### [GOAL]
Below are some records. Pull every line that contains the word "стрессом".

### [DATA]
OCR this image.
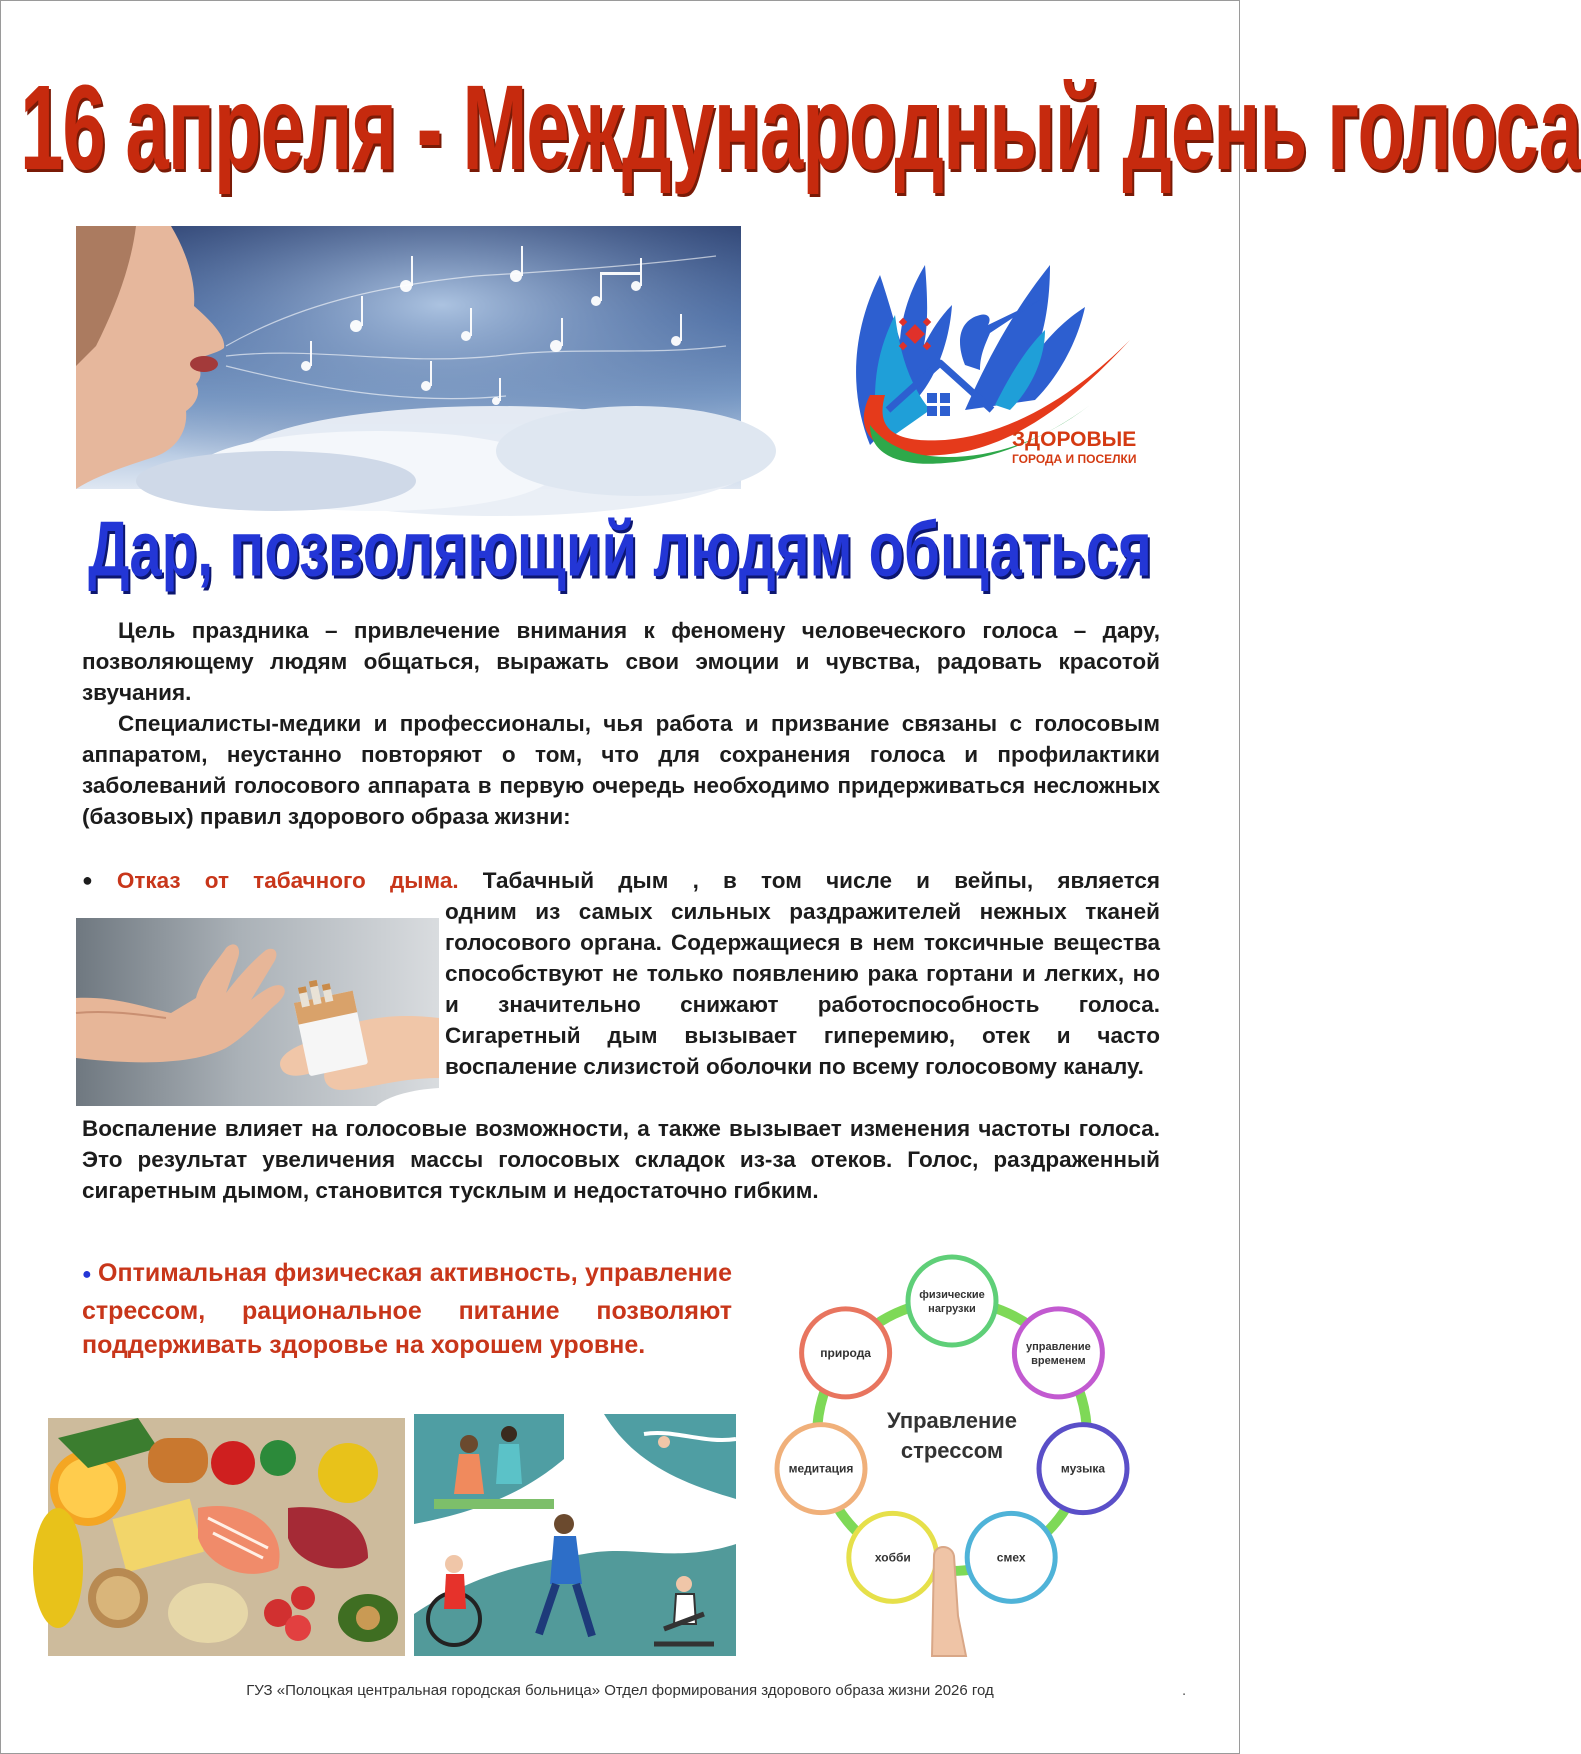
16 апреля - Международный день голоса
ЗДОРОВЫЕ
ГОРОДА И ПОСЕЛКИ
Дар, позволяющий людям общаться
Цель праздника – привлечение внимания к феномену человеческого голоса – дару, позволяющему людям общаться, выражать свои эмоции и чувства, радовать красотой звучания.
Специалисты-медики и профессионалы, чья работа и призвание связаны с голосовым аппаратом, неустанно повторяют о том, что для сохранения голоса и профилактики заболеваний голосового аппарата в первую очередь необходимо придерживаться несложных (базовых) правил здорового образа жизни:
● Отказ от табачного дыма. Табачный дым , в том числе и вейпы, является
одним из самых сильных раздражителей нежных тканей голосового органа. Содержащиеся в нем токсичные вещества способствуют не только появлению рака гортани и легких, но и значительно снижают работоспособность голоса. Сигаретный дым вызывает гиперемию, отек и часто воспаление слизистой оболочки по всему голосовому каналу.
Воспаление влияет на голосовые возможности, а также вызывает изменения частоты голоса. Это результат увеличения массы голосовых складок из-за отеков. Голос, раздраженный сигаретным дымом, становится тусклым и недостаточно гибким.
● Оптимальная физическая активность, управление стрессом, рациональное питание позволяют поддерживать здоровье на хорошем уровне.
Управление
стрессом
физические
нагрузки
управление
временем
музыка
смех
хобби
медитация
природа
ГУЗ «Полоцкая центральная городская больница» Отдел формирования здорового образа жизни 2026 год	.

---

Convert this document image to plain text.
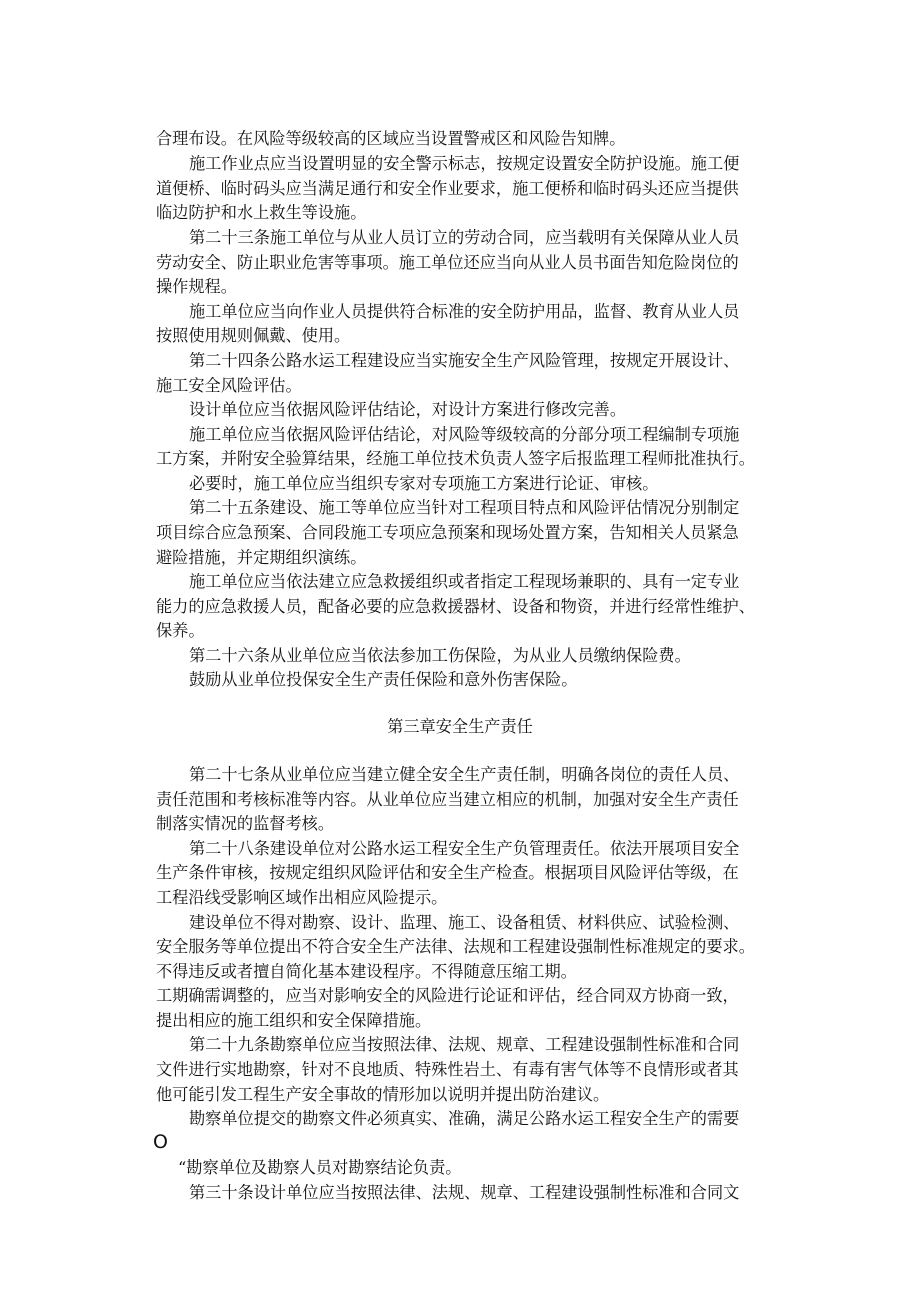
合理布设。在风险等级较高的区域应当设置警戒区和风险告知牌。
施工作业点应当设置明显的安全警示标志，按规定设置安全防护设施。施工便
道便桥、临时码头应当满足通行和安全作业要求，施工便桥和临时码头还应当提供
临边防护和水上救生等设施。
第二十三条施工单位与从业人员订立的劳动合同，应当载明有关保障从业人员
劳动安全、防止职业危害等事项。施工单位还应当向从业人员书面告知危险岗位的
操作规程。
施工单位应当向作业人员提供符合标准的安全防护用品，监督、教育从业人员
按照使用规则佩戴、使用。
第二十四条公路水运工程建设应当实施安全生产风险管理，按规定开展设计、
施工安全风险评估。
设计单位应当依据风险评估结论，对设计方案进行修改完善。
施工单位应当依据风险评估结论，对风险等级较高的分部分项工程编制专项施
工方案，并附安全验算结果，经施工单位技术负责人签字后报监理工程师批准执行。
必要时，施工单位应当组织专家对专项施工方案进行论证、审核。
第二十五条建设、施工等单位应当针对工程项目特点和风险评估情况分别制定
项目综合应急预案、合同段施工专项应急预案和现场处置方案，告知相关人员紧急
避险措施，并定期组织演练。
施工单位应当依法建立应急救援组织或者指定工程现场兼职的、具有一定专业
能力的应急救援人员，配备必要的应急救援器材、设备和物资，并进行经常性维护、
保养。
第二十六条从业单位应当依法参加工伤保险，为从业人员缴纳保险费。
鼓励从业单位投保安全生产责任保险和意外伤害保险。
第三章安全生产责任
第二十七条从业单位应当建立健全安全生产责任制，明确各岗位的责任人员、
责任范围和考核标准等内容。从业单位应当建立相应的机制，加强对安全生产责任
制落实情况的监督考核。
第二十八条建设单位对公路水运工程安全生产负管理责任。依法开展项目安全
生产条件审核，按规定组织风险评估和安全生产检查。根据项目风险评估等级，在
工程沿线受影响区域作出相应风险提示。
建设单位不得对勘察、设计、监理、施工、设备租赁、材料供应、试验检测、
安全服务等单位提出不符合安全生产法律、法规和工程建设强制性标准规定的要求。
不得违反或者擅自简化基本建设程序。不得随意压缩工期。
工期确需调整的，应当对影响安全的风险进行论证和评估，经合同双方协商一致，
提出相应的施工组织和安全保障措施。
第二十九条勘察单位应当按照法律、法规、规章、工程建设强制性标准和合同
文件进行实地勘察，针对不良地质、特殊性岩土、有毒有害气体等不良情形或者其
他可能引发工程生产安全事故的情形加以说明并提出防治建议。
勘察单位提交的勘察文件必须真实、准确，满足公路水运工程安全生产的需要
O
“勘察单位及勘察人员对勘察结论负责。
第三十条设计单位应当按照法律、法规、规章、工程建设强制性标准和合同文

### [PROBLEM SOLUTION]
● Оптимальная физическая активность, управление стрессом, рациональное питание позволяют поддерживать здоровье на хорошем уровне.
стрессом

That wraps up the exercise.